- [Your objective] Reproduce every one of the records below line for line, with no changes of any kind.

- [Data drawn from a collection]
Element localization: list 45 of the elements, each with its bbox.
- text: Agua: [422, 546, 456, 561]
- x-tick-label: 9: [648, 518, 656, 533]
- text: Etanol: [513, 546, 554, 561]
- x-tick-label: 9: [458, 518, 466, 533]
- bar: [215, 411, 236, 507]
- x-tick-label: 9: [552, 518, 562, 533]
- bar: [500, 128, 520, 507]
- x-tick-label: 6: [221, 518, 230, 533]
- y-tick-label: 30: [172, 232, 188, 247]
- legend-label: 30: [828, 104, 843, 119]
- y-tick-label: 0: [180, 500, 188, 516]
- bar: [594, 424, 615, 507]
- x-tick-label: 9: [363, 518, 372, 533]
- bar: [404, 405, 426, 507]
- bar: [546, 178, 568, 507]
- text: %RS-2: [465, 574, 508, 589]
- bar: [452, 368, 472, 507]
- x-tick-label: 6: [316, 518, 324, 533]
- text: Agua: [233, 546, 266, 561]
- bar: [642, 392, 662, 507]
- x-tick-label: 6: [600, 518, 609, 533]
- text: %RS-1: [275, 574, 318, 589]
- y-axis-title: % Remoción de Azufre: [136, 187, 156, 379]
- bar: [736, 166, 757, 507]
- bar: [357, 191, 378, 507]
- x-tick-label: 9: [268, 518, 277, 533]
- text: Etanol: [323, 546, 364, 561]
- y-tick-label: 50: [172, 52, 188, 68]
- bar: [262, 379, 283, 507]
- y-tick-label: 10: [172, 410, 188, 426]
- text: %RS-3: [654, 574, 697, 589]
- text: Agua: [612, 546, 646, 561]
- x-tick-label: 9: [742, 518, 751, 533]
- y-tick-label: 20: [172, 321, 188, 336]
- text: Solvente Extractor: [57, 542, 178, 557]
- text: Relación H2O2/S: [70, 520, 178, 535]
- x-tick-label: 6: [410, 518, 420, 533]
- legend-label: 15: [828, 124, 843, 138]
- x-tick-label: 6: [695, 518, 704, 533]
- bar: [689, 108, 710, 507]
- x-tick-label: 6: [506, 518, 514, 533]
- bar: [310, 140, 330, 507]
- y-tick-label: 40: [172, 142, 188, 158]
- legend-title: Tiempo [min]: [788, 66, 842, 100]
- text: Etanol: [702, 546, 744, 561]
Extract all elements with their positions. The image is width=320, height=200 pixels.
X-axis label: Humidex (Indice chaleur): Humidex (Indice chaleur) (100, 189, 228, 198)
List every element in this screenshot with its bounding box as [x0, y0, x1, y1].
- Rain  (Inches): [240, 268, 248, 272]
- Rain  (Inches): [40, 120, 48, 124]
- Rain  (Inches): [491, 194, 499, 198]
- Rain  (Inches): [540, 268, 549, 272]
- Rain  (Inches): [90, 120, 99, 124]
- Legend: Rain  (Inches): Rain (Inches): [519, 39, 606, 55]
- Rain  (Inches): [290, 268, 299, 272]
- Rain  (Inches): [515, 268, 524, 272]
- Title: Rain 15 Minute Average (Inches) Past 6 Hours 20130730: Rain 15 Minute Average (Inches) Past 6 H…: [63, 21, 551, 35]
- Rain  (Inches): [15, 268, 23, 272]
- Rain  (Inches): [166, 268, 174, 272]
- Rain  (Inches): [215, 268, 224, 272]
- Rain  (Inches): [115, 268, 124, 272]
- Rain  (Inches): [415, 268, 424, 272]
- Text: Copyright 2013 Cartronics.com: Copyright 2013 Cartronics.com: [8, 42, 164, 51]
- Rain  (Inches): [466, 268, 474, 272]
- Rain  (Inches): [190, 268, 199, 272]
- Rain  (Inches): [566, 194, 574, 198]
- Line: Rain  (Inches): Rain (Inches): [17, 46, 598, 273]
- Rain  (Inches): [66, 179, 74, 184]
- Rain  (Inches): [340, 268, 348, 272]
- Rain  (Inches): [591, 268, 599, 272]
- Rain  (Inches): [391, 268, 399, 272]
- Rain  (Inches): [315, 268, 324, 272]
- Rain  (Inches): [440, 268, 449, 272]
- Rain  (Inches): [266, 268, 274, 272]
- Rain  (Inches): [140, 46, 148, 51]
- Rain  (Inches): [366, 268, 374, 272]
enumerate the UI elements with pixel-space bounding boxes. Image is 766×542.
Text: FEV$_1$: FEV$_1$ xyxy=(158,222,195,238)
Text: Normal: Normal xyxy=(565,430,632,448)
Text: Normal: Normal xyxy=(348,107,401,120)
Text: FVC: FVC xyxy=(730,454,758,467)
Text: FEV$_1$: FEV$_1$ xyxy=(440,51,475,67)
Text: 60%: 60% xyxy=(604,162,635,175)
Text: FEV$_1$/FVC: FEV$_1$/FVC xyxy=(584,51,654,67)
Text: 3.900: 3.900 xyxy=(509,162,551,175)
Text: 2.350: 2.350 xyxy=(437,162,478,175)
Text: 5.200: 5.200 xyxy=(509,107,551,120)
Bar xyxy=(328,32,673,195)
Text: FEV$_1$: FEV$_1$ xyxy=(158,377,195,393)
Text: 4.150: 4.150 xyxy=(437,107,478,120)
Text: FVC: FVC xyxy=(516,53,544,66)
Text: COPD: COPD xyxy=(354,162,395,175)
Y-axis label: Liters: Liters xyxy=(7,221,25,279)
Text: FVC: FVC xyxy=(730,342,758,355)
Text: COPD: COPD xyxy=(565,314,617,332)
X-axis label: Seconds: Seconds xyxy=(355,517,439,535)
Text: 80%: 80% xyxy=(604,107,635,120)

- [Response to the exercise]
Element localization: list 45 of the elements, each with its bbox.
- text: Agua: [422, 546, 456, 561]
- x-tick-label: 9: [648, 518, 656, 533]
- text: Etanol: [513, 546, 554, 561]
- x-tick-label: 9: [458, 518, 466, 533]
- bar: [215, 411, 236, 507]
- x-tick-label: 9: [552, 518, 562, 533]
- bar: [500, 128, 520, 507]
- x-tick-label: 6: [221, 518, 230, 533]
- y-tick-label: 30: [172, 232, 188, 247]
- legend-label: 30: [828, 104, 843, 119]
- y-tick-label: 0: [180, 500, 188, 516]
- bar: [594, 424, 615, 507]
- x-tick-label: 9: [363, 518, 372, 533]
- bar: [404, 405, 426, 507]
- bar: [546, 178, 568, 507]
- text: %RS-2: [465, 574, 508, 589]
- bar: [452, 368, 472, 507]
- x-tick-label: 6: [316, 518, 324, 533]
- text: Agua: [233, 546, 266, 561]
- bar: [642, 392, 662, 507]
- x-tick-label: 6: [600, 518, 609, 533]
- text: %RS-1: [275, 574, 318, 589]
- y-axis-title: % Remoción de Azufre: [136, 187, 156, 379]
- bar: [736, 166, 757, 507]
- bar: [357, 191, 378, 507]
- x-tick-label: 9: [268, 518, 277, 533]
- text: Etanol: [323, 546, 364, 561]
- y-tick-label: 50: [172, 52, 188, 68]
- bar: [262, 379, 283, 507]
- y-tick-label: 10: [172, 410, 188, 426]
- text: %RS-3: [654, 574, 697, 589]
- text: Agua: [612, 546, 646, 561]
- x-tick-label: 9: [742, 518, 751, 533]
- y-tick-label: 20: [172, 321, 188, 336]
- text: Solvente Extractor: [57, 542, 178, 557]
- text: Relación H2O2/S: [70, 520, 178, 535]
- x-tick-label: 6: [410, 518, 420, 533]
- legend-label: 15: [828, 124, 843, 138]
- x-tick-label: 6: [695, 518, 704, 533]
- bar: [689, 108, 710, 507]
- x-tick-label: 6: [506, 518, 514, 533]
- bar: [310, 140, 330, 507]
- y-tick-label: 40: [172, 142, 188, 158]
- legend-title: Tiempo [min]: [788, 66, 842, 100]
- text: Etanol: [702, 546, 744, 561]
Extract all elements with their positions. The image is width=320, height=200 pixels.
X-axis label: Humidex (Indice chaleur): Humidex (Indice chaleur) (100, 189, 228, 198)
List every element in this screenshot with its bounding box as [x0, y0, x1, y1].
- Rain  (Inches): [240, 268, 248, 272]
- Rain  (Inches): [40, 120, 48, 124]
- Rain  (Inches): [491, 194, 499, 198]
- Rain  (Inches): [540, 268, 549, 272]
- Rain  (Inches): [90, 120, 99, 124]
- Legend: Rain  (Inches): Rain (Inches): [519, 39, 606, 55]
- Rain  (Inches): [290, 268, 299, 272]
- Rain  (Inches): [515, 268, 524, 272]
- Title: Rain 15 Minute Average (Inches) Past 6 Hours 20130730: Rain 15 Minute Average (Inches) Past 6 H…: [63, 21, 551, 35]
- Rain  (Inches): [15, 268, 23, 272]
- Rain  (Inches): [166, 268, 174, 272]
- Rain  (Inches): [215, 268, 224, 272]
- Rain  (Inches): [115, 268, 124, 272]
- Rain  (Inches): [415, 268, 424, 272]
- Text: Copyright 2013 Cartronics.com: Copyright 2013 Cartronics.com: [8, 42, 164, 51]
- Rain  (Inches): [466, 268, 474, 272]
- Rain  (Inches): [190, 268, 199, 272]
- Rain  (Inches): [566, 194, 574, 198]
- Line: Rain  (Inches): Rain (Inches): [17, 46, 598, 273]
- Rain  (Inches): [66, 179, 74, 184]
- Rain  (Inches): [340, 268, 348, 272]
- Rain  (Inches): [591, 268, 599, 272]
- Rain  (Inches): [391, 268, 399, 272]
- Rain  (Inches): [315, 268, 324, 272]
- Rain  (Inches): [440, 268, 449, 272]
- Rain  (Inches): [266, 268, 274, 272]
- Rain  (Inches): [140, 46, 148, 51]
- Rain  (Inches): [366, 268, 374, 272]
enumerate the UI elements with pixel-space bounding boxes. Image is 766×542.
Text: FEV$_1$: FEV$_1$ xyxy=(158,222,195,238)
Text: Normal: Normal xyxy=(565,430,632,448)
Text: Normal: Normal xyxy=(348,107,401,120)
Text: FVC: FVC xyxy=(730,454,758,467)
Text: FEV$_1$: FEV$_1$ xyxy=(440,51,475,67)
Text: 60%: 60% xyxy=(604,162,635,175)
Text: FEV$_1$/FVC: FEV$_1$/FVC xyxy=(584,51,654,67)
Text: 3.900: 3.900 xyxy=(509,162,551,175)
Text: 2.350: 2.350 xyxy=(437,162,478,175)
Text: 5.200: 5.200 xyxy=(509,107,551,120)
Bar xyxy=(328,32,673,195)
Text: FEV$_1$: FEV$_1$ xyxy=(158,377,195,393)
Text: 4.150: 4.150 xyxy=(437,107,478,120)
Text: FVC: FVC xyxy=(516,53,544,66)
Text: COPD: COPD xyxy=(354,162,395,175)
Y-axis label: Liters: Liters xyxy=(7,221,25,279)
Text: FVC: FVC xyxy=(730,342,758,355)
Text: COPD: COPD xyxy=(565,314,617,332)
X-axis label: Seconds: Seconds xyxy=(355,517,439,535)
Text: 80%: 80% xyxy=(604,107,635,120)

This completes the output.